#### [Task requirements]
Copy out all lines carrying the word "xlabel".

#### [Listed records]
START

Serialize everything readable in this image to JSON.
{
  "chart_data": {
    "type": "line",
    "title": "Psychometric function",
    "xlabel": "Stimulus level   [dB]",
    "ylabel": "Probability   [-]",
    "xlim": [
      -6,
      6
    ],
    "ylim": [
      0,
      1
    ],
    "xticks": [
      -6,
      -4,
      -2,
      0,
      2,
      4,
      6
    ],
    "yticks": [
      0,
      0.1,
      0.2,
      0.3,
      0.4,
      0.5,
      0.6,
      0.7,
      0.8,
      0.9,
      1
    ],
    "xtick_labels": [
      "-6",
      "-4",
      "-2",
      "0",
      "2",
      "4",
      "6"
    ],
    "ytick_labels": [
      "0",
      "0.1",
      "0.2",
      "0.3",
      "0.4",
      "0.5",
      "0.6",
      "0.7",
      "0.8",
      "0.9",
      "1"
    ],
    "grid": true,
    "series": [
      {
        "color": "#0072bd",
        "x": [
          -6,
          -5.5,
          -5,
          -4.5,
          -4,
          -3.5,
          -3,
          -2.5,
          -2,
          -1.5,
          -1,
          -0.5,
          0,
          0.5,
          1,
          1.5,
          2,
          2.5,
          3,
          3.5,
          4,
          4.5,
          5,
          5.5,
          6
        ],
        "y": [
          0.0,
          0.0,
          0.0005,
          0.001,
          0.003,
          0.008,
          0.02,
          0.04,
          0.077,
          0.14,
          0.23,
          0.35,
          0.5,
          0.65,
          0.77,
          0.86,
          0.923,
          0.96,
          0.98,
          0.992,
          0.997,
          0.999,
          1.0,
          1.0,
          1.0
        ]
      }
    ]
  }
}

END
START

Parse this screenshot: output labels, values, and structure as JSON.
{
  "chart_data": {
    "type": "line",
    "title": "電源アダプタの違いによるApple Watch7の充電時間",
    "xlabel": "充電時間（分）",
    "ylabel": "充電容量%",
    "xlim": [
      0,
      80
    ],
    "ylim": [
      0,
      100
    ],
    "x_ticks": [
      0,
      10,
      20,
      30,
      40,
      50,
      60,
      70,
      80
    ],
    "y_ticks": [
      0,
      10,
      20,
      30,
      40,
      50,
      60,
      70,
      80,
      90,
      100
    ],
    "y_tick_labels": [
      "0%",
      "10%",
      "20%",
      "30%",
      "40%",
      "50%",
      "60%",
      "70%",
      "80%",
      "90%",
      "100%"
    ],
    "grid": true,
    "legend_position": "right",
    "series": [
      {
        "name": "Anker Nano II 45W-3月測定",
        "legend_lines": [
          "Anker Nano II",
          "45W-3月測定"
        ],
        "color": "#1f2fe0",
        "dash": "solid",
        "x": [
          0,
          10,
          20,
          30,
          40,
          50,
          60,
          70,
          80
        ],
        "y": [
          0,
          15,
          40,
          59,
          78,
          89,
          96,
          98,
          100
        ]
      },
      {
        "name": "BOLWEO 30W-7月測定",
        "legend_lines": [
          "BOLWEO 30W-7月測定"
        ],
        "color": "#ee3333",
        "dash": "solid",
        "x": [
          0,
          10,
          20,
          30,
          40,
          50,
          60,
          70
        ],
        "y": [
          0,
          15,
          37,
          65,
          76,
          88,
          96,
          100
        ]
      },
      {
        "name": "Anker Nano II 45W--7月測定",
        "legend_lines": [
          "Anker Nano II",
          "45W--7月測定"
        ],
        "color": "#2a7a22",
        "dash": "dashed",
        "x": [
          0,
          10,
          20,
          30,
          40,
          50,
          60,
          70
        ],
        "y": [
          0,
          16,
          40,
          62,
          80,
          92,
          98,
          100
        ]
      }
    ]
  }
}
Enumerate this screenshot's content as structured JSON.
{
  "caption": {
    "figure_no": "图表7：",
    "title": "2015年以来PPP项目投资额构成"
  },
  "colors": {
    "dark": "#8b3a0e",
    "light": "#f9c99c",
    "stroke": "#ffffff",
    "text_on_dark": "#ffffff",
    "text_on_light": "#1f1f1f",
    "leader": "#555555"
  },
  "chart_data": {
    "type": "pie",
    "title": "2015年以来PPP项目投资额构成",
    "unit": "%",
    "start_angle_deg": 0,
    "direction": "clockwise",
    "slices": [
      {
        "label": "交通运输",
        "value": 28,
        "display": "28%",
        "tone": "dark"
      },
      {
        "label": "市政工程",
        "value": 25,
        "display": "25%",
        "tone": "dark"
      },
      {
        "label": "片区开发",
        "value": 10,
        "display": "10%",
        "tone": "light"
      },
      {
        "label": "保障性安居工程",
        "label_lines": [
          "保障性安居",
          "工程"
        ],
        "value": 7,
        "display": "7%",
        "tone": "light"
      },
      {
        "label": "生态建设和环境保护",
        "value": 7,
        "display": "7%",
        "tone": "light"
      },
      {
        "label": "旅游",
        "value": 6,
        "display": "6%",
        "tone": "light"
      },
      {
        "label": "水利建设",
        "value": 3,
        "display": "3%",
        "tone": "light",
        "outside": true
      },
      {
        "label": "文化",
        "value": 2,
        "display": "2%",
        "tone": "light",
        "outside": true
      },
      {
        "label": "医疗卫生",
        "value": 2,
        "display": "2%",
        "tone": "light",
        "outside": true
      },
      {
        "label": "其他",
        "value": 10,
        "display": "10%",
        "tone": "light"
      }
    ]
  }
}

END
START

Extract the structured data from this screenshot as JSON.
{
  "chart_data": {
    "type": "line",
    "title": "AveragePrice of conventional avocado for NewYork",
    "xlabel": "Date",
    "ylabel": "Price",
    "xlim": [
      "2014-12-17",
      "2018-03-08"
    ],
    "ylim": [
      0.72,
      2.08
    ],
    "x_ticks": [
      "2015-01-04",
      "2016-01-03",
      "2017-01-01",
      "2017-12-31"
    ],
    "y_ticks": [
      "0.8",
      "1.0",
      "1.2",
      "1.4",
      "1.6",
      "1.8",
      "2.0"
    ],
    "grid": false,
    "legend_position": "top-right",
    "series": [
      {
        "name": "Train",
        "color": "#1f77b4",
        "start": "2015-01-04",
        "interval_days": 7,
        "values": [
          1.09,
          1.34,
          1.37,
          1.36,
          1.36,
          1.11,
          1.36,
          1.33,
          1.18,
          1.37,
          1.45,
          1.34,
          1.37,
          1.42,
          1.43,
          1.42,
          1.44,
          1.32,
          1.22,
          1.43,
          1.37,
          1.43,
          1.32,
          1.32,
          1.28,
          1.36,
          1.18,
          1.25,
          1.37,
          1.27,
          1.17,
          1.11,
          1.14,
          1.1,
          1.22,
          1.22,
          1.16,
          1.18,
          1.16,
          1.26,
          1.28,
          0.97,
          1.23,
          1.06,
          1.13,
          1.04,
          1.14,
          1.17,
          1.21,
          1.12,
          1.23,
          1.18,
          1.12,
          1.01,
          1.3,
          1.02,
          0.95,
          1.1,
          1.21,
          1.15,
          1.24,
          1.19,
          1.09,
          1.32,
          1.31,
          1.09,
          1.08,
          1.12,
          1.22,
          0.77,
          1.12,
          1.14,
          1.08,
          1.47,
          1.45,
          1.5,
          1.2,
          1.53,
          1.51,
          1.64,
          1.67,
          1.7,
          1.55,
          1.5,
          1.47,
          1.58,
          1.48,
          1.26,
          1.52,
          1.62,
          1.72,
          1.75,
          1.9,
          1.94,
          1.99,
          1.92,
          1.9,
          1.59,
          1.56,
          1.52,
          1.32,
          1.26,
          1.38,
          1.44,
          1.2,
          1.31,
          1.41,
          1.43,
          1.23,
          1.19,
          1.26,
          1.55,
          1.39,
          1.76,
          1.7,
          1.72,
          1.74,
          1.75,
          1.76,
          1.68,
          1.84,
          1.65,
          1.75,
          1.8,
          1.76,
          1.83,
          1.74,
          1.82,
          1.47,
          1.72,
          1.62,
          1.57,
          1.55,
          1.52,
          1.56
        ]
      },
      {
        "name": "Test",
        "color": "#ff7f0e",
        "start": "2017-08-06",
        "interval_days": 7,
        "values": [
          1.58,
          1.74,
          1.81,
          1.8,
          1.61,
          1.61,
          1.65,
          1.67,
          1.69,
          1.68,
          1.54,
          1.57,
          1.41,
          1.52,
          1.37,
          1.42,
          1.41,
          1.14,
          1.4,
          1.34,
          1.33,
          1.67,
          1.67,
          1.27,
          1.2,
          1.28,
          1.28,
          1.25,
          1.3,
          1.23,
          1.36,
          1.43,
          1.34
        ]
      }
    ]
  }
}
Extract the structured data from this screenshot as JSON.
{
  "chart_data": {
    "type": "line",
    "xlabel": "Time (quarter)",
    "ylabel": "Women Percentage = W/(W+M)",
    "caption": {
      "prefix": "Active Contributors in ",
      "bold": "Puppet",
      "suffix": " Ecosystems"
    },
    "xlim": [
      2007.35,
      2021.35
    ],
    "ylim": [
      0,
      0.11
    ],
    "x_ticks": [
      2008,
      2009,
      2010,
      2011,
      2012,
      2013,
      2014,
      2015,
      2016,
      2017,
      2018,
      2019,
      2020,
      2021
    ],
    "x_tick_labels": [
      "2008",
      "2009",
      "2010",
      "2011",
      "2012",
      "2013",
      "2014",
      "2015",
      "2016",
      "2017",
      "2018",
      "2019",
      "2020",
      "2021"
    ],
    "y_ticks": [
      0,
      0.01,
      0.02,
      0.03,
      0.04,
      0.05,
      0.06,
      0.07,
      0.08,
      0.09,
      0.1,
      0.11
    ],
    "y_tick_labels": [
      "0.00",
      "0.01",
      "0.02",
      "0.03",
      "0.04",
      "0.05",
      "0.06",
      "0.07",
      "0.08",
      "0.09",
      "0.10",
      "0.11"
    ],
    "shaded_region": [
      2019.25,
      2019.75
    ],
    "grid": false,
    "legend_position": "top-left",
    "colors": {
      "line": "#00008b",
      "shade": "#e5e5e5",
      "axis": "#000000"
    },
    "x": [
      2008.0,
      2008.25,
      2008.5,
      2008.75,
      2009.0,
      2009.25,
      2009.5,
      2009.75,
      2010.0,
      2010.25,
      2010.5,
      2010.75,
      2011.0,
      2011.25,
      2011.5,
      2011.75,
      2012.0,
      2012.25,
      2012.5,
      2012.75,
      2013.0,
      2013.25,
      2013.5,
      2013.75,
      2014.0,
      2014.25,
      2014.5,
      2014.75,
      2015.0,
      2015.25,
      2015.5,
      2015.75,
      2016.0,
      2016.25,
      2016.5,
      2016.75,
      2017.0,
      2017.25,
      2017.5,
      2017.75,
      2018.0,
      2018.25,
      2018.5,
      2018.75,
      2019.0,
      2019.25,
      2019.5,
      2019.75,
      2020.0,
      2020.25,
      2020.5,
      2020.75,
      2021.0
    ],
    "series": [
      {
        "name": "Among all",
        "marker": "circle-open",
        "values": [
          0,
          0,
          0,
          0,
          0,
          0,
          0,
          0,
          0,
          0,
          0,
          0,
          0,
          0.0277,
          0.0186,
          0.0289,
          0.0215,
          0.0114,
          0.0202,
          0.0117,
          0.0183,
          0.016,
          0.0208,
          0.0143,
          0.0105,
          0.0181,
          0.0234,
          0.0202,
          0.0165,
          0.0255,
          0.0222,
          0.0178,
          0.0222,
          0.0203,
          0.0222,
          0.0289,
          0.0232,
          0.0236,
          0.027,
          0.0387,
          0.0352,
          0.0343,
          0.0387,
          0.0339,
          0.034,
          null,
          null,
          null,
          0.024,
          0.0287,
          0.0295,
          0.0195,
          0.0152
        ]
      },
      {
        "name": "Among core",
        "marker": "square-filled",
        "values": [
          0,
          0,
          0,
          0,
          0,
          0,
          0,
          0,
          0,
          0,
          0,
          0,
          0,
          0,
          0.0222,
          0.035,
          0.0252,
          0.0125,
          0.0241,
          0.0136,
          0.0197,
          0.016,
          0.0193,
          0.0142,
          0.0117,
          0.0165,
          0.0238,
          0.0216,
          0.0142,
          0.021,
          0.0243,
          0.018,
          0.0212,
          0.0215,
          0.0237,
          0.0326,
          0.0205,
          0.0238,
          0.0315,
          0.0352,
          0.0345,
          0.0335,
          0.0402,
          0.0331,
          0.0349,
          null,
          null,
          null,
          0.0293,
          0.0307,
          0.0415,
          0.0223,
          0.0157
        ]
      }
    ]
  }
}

END

#### [The response]
    "xlabel": "Stimulus level   [dB]",
    "xlabel": "充電時間（分）",
    "xlabel": "Date",
    "xlabel": "Time (quarter)",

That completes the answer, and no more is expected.